» **Exercise**
Report only the number of lines holding "this".

» **Data provided**
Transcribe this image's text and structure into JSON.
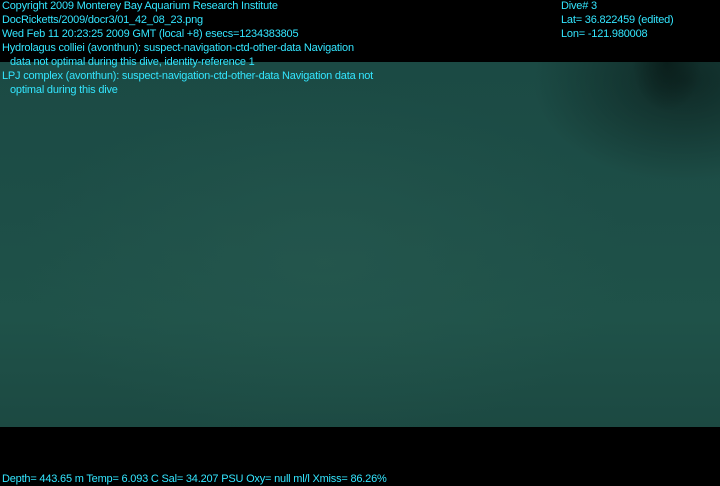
{
  "header": {
    "copyright": "Copyright 2009 Monterey Bay Aquarium Research Institute",
    "file_path": "DocRicketts/2009/docr3/01_42_08_23.png",
    "timestamp": "Wed Feb 11 20:23:25 2009 GMT (local +8)  esecs=1234383805",
    "annotation1_line1": "Hydrolagus colliei (avonthun): suspect-navigation-ctd-other-data Navigation",
    "annotation1_line2": "data not optimal during this dive, identity-reference 1",
    "annotation2_line1": "LPJ complex (avonthun): suspect-navigation-ctd-other-data Navigation data not",
    "annotation2_line2": "optimal during this dive"
  },
  "position": {
    "dive": "Dive# 3",
    "lat": "Lat= 36.822459 (edited)",
    "lon": "Lon= -121.980008"
  },
  "footer": {
    "sensors": "Depth= 443.65 m  Temp= 6.093 C  Sal= 34.207 PSU  Oxy= null ml/l  Xmiss= 86.26%"
  },
  "colors": {
    "overlay_text": "#33e6ff",
    "water": "#1d4e47"
  }
}
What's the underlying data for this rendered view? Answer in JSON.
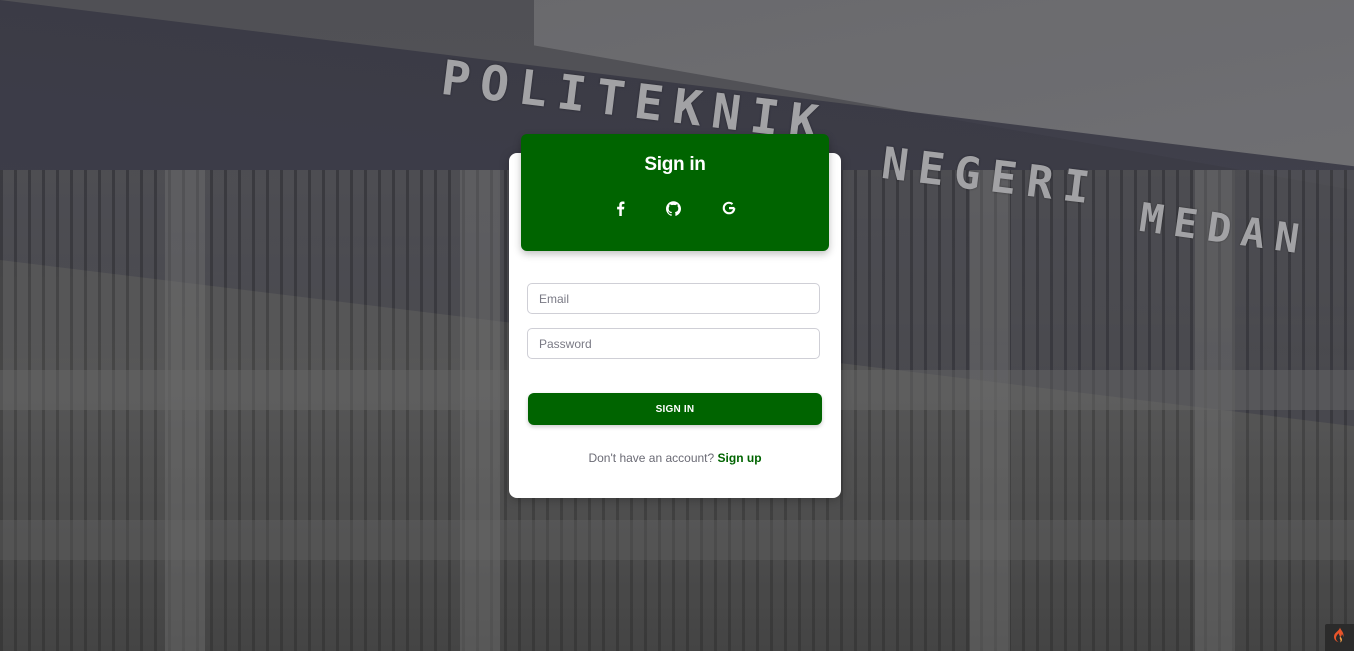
{
  "background": {
    "sign_line_1": "POLITEKNIK",
    "sign_line_2": "NEGERI",
    "sign_line_3": "MEDAN"
  },
  "header": {
    "title": "Sign in",
    "social": [
      {
        "icon": "facebook-icon"
      },
      {
        "icon": "github-icon"
      },
      {
        "icon": "google-icon"
      }
    ]
  },
  "form": {
    "email": {
      "value": "",
      "placeholder": "Email"
    },
    "password": {
      "value": "",
      "placeholder": "Password"
    },
    "submit_label": "SIGN IN"
  },
  "footer": {
    "prompt": "Don't have an account?",
    "link_label": "Sign up"
  },
  "colors": {
    "brand_green": "#006400",
    "card_bg": "#ffffff",
    "muted_text": "#6b6b75"
  },
  "corner_badge": {
    "icon": "flame-icon"
  }
}
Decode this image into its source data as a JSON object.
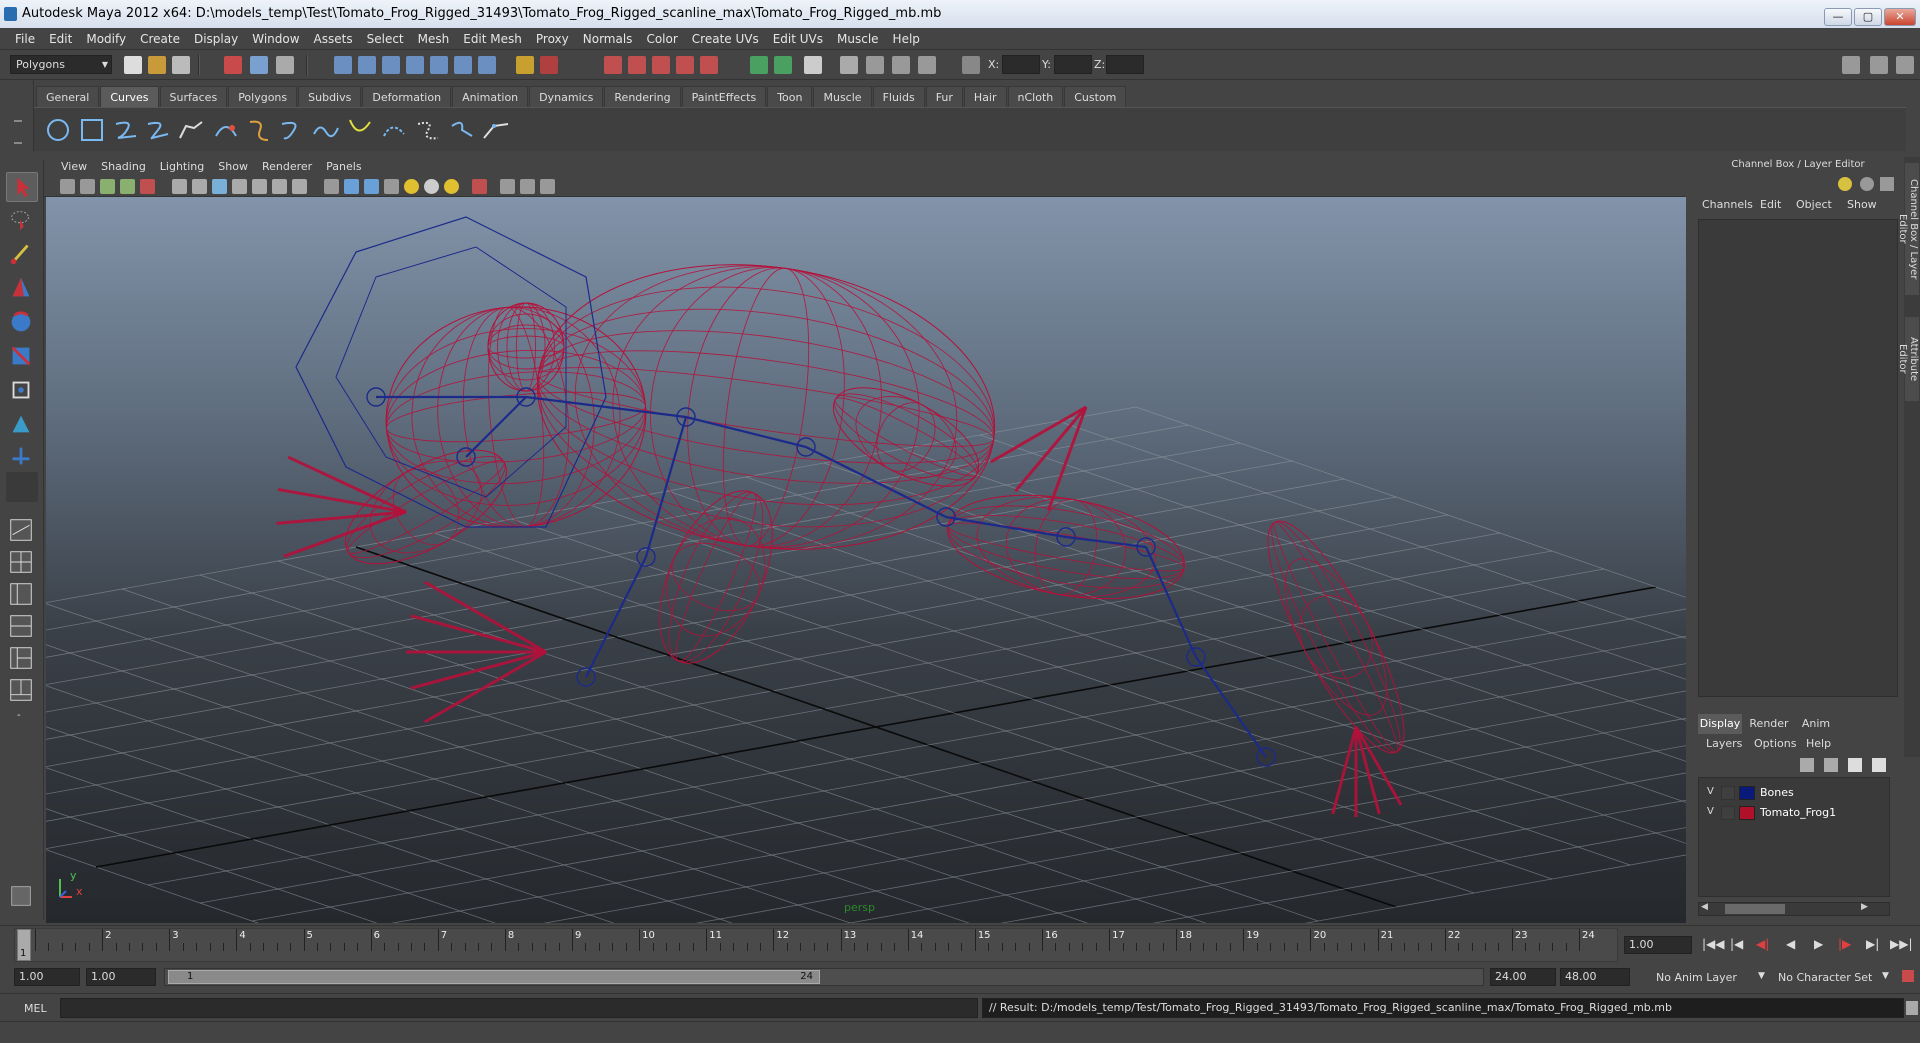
{
  "window": {
    "title": "Autodesk Maya 2012 x64: D:\\models_temp\\Test\\Tomato_Frog_Rigged_31493\\Tomato_Frog_Rigged_scanline_max\\Tomato_Frog_Rigged_mb.mb",
    "min_btn": "—",
    "max_btn": "▢",
    "close_btn": "✕"
  },
  "menubar": [
    "File",
    "Edit",
    "Modify",
    "Create",
    "Display",
    "Window",
    "Assets",
    "Select",
    "Mesh",
    "Edit Mesh",
    "Proxy",
    "Normals",
    "Color",
    "Create UVs",
    "Edit UVs",
    "Muscle",
    "Help"
  ],
  "statusline": {
    "mode": "Polygons",
    "x_label": "X:",
    "y_label": "Y:",
    "z_label": "Z:"
  },
  "shelf": {
    "tabs": [
      "General",
      "Curves",
      "Surfaces",
      "Polygons",
      "Subdivs",
      "Deformation",
      "Animation",
      "Dynamics",
      "Rendering",
      "PaintEffects",
      "Toon",
      "Muscle",
      "Fluids",
      "Fur",
      "Hair",
      "nCloth",
      "Custom"
    ],
    "active_tab": "Curves"
  },
  "viewport": {
    "menu": [
      "View",
      "Shading",
      "Lighting",
      "Show",
      "Renderer",
      "Panels"
    ],
    "camera_label": "persp",
    "axis_y": "y",
    "axis_x": "x",
    "colors": {
      "mesh": "#b5103a",
      "bones": "#1c2a8a",
      "grid": "#9aa0a8"
    }
  },
  "channelbox": {
    "title": "Channel Box / Layer Editor",
    "menu": [
      "Channels",
      "Edit",
      "Object",
      "Show"
    ],
    "side_tab_1": "Channel Box / Layer Editor",
    "side_tab_2": "Attribute Editor"
  },
  "layers": {
    "tabs": [
      "Display",
      "Render",
      "Anim"
    ],
    "active_tab": "Display",
    "menu": [
      "Layers",
      "Options",
      "Help"
    ],
    "rows": [
      {
        "visible": "V",
        "name": "Bones",
        "color": "#0a1a7a"
      },
      {
        "visible": "V",
        "name": "Tomato_Frog1",
        "color": "#b0102a"
      }
    ]
  },
  "timeslider": {
    "labels": [
      "1",
      "2",
      "3",
      "4",
      "5",
      "6",
      "7",
      "8",
      "9",
      "10",
      "11",
      "12",
      "13",
      "14",
      "15",
      "16",
      "17",
      "18",
      "19",
      "20",
      "21",
      "22",
      "23",
      "24"
    ],
    "current_frame_marker": "1",
    "current_time": "1.00"
  },
  "rangeslider": {
    "start_time": "1.00",
    "range_start": "1.00",
    "handle_start": "1",
    "handle_end": "24",
    "range_end": "24.00",
    "end_time": "48.00",
    "anim_layer": "No Anim Layer",
    "character_set": "No Character Set"
  },
  "commandline": {
    "label": "MEL",
    "result": "// Result: D:/models_temp/Test/Tomato_Frog_Rigged_31493/Tomato_Frog_Rigged_scanline_max/Tomato_Frog_Rigged_mb.mb"
  }
}
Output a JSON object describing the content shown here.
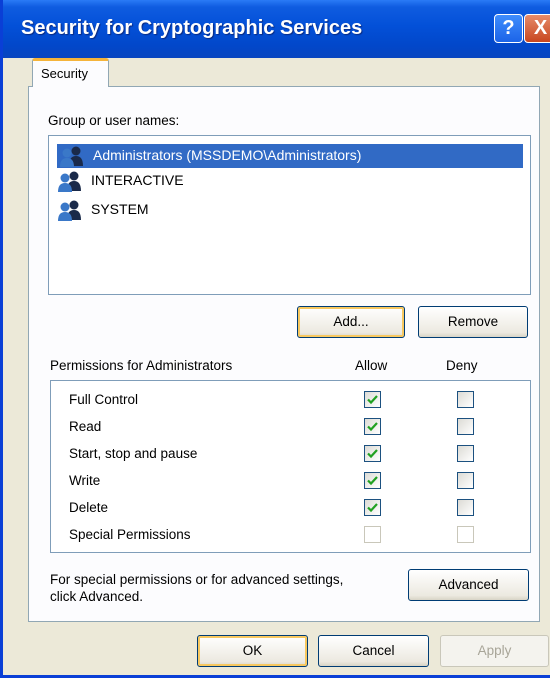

» **Solution below**
5